**EXERCISE DETAILS:**
Omit all pictures and give the records below again exactly as written.

**AVAILABLE RECORDS:**
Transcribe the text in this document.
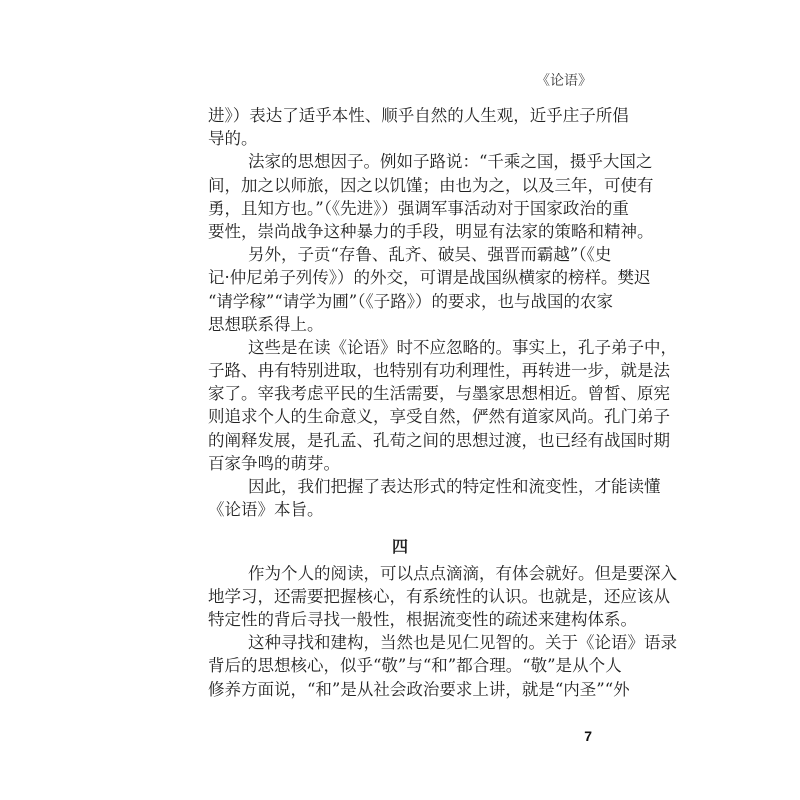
《论语》
进》）表达了适乎本性、顺乎自然的人生观，近乎庄子所倡
导的。
法家的思想因子。例如子路说：“千乘之国，摄乎大国之
间，加之以师旅，因之以饥馑；由也为之，以及三年，可使有
勇，且知方也。”（《先进》）强调军事活动对于国家政治的重
要性，崇尚战争这种暴力的手段，明显有法家的策略和精神。
另外，子贡“存鲁、乱齐、破吴、强晋而霸越”（《史
记·仲尼弟子列传》）的外交，可谓是战国纵横家的榜样。樊迟
“请学稼”“请学为圃”（《子路》）的要求，也与战国的农家
思想联系得上。
这些是在读《论语》时不应忽略的。事实上，孔子弟子中，
子路、冉有特别进取，也特别有功利理性，再转进一步，就是法
家了。宰我考虑平民的生活需要，与墨家思想相近。曾皙、原宪
则追求个人的生命意义，享受自然，俨然有道家风尚。孔门弟子
的阐释发展，是孔孟、孔荀之间的思想过渡，也已经有战国时期
百家争鸣的萌芽。
因此，我们把握了表达形式的特定性和流变性，才能读懂
《论语》本旨。
四
作为个人的阅读，可以点点滴滴，有体会就好。但是要深入
地学习，还需要把握核心，有系统性的认识。也就是，还应该从
特定性的背后寻找一般性，根据流变性的疏述来建构体系。
这种寻找和建构，当然也是见仁见智的。关于《论语》语录
背后的思想核心，似乎“敬”与“和”都合理。“敬”是从个人
修养方面说，“和”是从社会政治要求上讲，就是“内圣”“外
7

**WRITTEN ANSWER:**
Transcribe the text in this document.
《论语》
进》）表达了适乎本性、顺乎自然的人生观，近乎庄子所倡
导的。
法家的思想因子。例如子路说：“千乘之国，摄乎大国之
间，加之以师旅，因之以饥馑；由也为之，以及三年，可使有
勇，且知方也。”（《先进》）强调军事活动对于国家政治的重
要性，崇尚战争这种暴力的手段，明显有法家的策略和精神。
另外，子贡“存鲁、乱齐、破吴、强晋而霸越”（《史
记·仲尼弟子列传》）的外交，可谓是战国纵横家的榜样。樊迟
“请学稼”“请学为圃”（《子路》）的要求，也与战国的农家
思想联系得上。
这些是在读《论语》时不应忽略的。事实上，孔子弟子中，
子路、冉有特别进取，也特别有功利理性，再转进一步，就是法
家了。宰我考虑平民的生活需要，与墨家思想相近。曾皙、原宪
则追求个人的生命意义，享受自然，俨然有道家风尚。孔门弟子
的阐释发展，是孔孟、孔荀之间的思想过渡，也已经有战国时期
百家争鸣的萌芽。
因此，我们把握了表达形式的特定性和流变性，才能读懂
《论语》本旨。
四
作为个人的阅读，可以点点滴滴，有体会就好。但是要深入
地学习，还需要把握核心，有系统性的认识。也就是，还应该从
特定性的背后寻找一般性，根据流变性的疏述来建构体系。
这种寻找和建构，当然也是见仁见智的。关于《论语》语录
背后的思想核心，似乎“敬”与“和”都合理。“敬”是从个人
修养方面说，“和”是从社会政治要求上讲，就是“内圣”“外
7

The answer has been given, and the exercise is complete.